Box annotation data

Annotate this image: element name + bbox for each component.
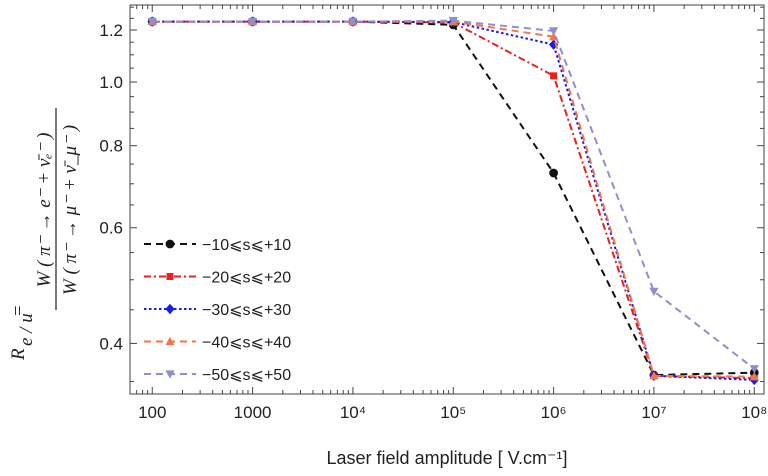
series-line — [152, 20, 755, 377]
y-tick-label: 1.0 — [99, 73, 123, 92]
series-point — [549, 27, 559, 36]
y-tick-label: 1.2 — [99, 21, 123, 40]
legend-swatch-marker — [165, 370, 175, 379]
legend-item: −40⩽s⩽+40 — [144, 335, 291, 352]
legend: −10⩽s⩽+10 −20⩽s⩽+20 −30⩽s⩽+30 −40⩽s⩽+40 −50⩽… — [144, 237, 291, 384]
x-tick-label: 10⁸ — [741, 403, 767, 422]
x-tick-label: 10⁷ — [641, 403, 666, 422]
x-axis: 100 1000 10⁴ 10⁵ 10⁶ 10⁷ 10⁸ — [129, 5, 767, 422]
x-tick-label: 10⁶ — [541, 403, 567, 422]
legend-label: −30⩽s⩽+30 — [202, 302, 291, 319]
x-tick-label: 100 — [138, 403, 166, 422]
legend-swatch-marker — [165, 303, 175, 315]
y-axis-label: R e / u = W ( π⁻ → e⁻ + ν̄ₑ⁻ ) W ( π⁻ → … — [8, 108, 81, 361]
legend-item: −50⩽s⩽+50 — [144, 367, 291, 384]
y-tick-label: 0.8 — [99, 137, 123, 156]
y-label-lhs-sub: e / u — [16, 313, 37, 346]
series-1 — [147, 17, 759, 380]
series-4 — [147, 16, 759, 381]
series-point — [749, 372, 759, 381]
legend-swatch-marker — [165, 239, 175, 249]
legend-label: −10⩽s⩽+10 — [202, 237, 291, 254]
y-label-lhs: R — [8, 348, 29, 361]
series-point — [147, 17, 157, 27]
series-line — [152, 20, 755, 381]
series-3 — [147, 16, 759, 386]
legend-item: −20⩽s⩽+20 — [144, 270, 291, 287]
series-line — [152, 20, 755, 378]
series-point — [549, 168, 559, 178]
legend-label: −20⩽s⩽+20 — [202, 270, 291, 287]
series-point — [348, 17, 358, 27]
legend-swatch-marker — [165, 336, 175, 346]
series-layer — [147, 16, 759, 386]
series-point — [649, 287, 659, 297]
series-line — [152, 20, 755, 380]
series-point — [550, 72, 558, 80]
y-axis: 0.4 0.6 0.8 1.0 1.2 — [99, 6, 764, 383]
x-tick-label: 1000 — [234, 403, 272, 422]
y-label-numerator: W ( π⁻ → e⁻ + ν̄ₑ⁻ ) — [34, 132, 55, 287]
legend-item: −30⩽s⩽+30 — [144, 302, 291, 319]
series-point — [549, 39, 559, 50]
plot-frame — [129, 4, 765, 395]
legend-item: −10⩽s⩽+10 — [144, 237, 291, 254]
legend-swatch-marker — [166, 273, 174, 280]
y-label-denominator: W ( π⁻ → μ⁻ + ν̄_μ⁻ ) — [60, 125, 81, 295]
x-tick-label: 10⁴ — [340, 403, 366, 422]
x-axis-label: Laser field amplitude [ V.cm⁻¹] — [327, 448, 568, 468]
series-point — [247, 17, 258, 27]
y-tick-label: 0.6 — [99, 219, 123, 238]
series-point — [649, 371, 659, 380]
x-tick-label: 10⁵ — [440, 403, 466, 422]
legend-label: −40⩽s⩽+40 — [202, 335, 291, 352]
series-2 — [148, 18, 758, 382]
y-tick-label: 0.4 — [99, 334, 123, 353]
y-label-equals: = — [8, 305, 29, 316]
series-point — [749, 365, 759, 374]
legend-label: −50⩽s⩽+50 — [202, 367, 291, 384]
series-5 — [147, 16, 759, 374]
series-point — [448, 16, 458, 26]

...

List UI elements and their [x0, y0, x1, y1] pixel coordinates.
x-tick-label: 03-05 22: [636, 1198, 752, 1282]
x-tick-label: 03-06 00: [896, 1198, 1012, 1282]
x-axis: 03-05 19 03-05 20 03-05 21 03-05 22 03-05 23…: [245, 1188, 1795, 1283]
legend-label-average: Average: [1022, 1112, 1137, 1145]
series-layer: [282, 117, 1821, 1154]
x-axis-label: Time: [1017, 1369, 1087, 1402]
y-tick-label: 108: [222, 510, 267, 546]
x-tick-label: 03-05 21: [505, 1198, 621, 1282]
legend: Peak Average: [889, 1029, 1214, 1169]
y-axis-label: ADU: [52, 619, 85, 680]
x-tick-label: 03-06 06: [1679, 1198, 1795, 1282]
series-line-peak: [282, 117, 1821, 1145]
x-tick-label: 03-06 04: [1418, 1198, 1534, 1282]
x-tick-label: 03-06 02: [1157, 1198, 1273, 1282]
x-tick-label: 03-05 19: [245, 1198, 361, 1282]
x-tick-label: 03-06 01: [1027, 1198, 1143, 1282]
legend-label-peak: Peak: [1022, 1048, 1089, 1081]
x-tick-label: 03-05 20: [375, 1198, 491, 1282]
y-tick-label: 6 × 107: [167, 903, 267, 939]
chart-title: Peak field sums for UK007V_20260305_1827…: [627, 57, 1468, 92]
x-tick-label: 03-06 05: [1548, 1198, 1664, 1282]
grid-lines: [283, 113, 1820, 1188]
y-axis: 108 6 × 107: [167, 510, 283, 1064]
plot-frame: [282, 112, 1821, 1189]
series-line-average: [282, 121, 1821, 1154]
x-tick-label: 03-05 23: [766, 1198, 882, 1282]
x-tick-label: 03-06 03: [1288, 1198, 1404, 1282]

| Work to be completed |
Please render the lines between the one holding "series-line — [152, 20, 755, 377]" and the one holding "legend-item: −40⩽s⩽+40 — [144, 335, 291, 352]", inclusive, as a JSON list of strings with one string per line and blank lines left out.

| Answer |
[
  "series-line — [152, 20, 755, 377]",
  "y-tick-label: 1.0 — [99, 73, 123, 92]",
  "series-point — [549, 27, 559, 36]",
  "y-tick-label: 1.2 — [99, 21, 123, 40]",
  "legend-swatch-marker — [165, 370, 175, 379]",
  "legend-item: −40⩽s⩽+40 — [144, 335, 291, 352]"
]